> [TASK REQUIREMENTS]
Exclude all pictures, then copy each of the records exactly as written.

> [RAW RECORDS]
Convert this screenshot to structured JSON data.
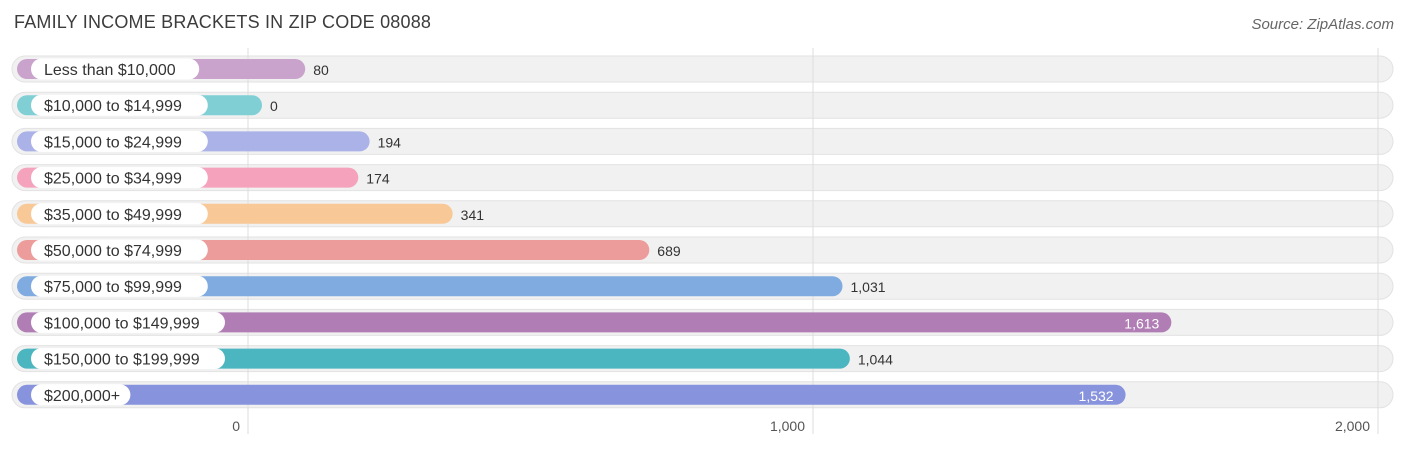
{
  "header": {
    "title": "FAMILY INCOME BRACKETS IN ZIP CODE 08088",
    "source": "Source: ZipAtlas.com"
  },
  "chart_data": {
    "type": "bar",
    "orientation": "horizontal",
    "title": "FAMILY INCOME BRACKETS IN ZIP CODE 08088",
    "categories": [
      "Less than $10,000",
      "$10,000 to $14,999",
      "$15,000 to $24,999",
      "$25,000 to $34,999",
      "$35,000 to $49,999",
      "$50,000 to $74,999",
      "$75,000 to $99,999",
      "$100,000 to $149,999",
      "$150,000 to $199,999",
      "$200,000+"
    ],
    "values": [
      80,
      0,
      194,
      174,
      341,
      689,
      1031,
      1613,
      1044,
      1532
    ],
    "value_labels": [
      "80",
      "0",
      "194",
      "174",
      "341",
      "689",
      "1,031",
      "1,613",
      "1,044",
      "1,532"
    ],
    "colors": [
      "#c9a3cc",
      "#7fcfd4",
      "#aab2e8",
      "#f5a3bd",
      "#f8c896",
      "#ec9c9b",
      "#7fabe0",
      "#b07db5",
      "#4bb5c0",
      "#8893dd"
    ],
    "xlim": [
      0,
      2000
    ],
    "ticks": [
      0,
      1000,
      2000
    ],
    "tick_labels": [
      "0",
      "1,000",
      "2,000"
    ],
    "grid": true
  }
}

> [WORKED SOLUTION]
Convert this screenshot to structured JSON data.
{
  "header": {
    "title": "FAMILY INCOME BRACKETS IN ZIP CODE 08088",
    "source": "Source: ZipAtlas.com"
  },
  "chart_data": {
    "type": "bar",
    "orientation": "horizontal",
    "title": "FAMILY INCOME BRACKETS IN ZIP CODE 08088",
    "categories": [
      "Less than $10,000",
      "$10,000 to $14,999",
      "$15,000 to $24,999",
      "$25,000 to $34,999",
      "$35,000 to $49,999",
      "$50,000 to $74,999",
      "$75,000 to $99,999",
      "$100,000 to $149,999",
      "$150,000 to $199,999",
      "$200,000+"
    ],
    "values": [
      80,
      0,
      194,
      174,
      341,
      689,
      1031,
      1613,
      1044,
      1532
    ],
    "value_labels": [
      "80",
      "0",
      "194",
      "174",
      "341",
      "689",
      "1,031",
      "1,613",
      "1,044",
      "1,532"
    ],
    "colors": [
      "#c9a3cc",
      "#7fcfd4",
      "#aab2e8",
      "#f5a3bd",
      "#f8c896",
      "#ec9c9b",
      "#7fabe0",
      "#b07db5",
      "#4bb5c0",
      "#8893dd"
    ],
    "xlim": [
      0,
      2000
    ],
    "ticks": [
      0,
      1000,
      2000
    ],
    "tick_labels": [
      "0",
      "1,000",
      "2,000"
    ],
    "grid": true
  }
}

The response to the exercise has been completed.